WHAT IS ASKED =
Give every line below again, exactly.

····················

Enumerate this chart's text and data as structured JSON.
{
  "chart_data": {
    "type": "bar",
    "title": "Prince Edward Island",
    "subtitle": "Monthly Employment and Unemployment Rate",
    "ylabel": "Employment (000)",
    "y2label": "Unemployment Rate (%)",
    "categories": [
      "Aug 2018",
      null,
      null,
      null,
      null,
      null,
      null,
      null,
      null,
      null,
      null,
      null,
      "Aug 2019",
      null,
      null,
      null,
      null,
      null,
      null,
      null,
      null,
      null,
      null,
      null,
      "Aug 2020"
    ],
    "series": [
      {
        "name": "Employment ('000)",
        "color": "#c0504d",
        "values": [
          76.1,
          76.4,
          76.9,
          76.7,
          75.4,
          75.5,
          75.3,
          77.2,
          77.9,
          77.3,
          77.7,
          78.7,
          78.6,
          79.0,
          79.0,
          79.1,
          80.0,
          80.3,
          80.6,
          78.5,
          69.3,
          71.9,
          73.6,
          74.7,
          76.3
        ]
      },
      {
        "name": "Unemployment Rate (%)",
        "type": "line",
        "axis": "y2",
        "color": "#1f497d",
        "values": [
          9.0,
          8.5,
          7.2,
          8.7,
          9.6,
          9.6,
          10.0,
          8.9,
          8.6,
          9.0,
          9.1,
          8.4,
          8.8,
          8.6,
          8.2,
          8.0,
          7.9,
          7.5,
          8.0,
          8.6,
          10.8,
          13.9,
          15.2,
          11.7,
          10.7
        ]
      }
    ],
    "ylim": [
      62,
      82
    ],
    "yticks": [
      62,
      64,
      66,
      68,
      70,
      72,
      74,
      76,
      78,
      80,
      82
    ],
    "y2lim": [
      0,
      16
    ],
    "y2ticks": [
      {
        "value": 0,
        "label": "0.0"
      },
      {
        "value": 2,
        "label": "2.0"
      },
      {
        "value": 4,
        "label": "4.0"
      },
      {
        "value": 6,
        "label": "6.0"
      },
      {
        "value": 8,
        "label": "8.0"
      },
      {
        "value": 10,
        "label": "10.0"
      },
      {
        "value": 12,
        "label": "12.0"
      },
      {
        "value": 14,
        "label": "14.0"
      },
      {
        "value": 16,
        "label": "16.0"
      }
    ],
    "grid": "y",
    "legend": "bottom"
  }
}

····················

TASK OUTPUT =
Enumerate this chart's text and data as structured JSON.
{
  "chart_data": {
    "type": "bar",
    "title": "Prince Edward Island",
    "subtitle": "Monthly Employment and Unemployment Rate",
    "ylabel": "Employment (000)",
    "y2label": "Unemployment Rate (%)",
    "categories": [
      "Aug 2018",
      null,
      null,
      null,
      null,
      null,
      null,
      null,
      null,
      null,
      null,
      null,
      "Aug 2019",
      null,
      null,
      null,
      null,
      null,
      null,
      null,
      null,
      null,
      null,
      null,
      "Aug 2020"
    ],
    "series": [
      {
        "name": "Employment ('000)",
        "color": "#c0504d",
        "values": [
          76.1,
          76.4,
          76.9,
          76.7,
          75.4,
          75.5,
          75.3,
          77.2,
          77.9,
          77.3,
          77.7,
          78.7,
          78.6,
          79.0,
          79.0,
          79.1,
          80.0,
          80.3,
          80.6,
          78.5,
          69.3,
          71.9,
          73.6,
          74.7,
          76.3
        ]
      },
      {
        "name": "Unemployment Rate (%)",
        "type": "line",
        "axis": "y2",
        "color": "#1f497d",
        "values": [
          9.0,
          8.5,
          7.2,
          8.7,
          9.6,
          9.6,
          10.0,
          8.9,
          8.6,
          9.0,
          9.1,
          8.4,
          8.8,
          8.6,
          8.2,
          8.0,
          7.9,
          7.5,
          8.0,
          8.6,
          10.8,
          13.9,
          15.2,
          11.7,
          10.7
        ]
      }
    ],
    "ylim": [
      62,
      82
    ],
    "yticks": [
      62,
      64,
      66,
      68,
      70,
      72,
      74,
      76,
      78,
      80,
      82
    ],
    "y2lim": [
      0,
      16
    ],
    "y2ticks": [
      {
        "value": 0,
        "label": "0.0"
      },
      {
        "value": 2,
        "label": "2.0"
      },
      {
        "value": 4,
        "label": "4.0"
      },
      {
        "value": 6,
        "label": "6.0"
      },
      {
        "value": 8,
        "label": "8.0"
      },
      {
        "value": 10,
        "label": "10.0"
      },
      {
        "value": 12,
        "label": "12.0"
      },
      {
        "value": 14,
        "label": "14.0"
      },
      {
        "value": 16,
        "label": "16.0"
      }
    ],
    "grid": "y",
    "legend": "bottom"
  }
}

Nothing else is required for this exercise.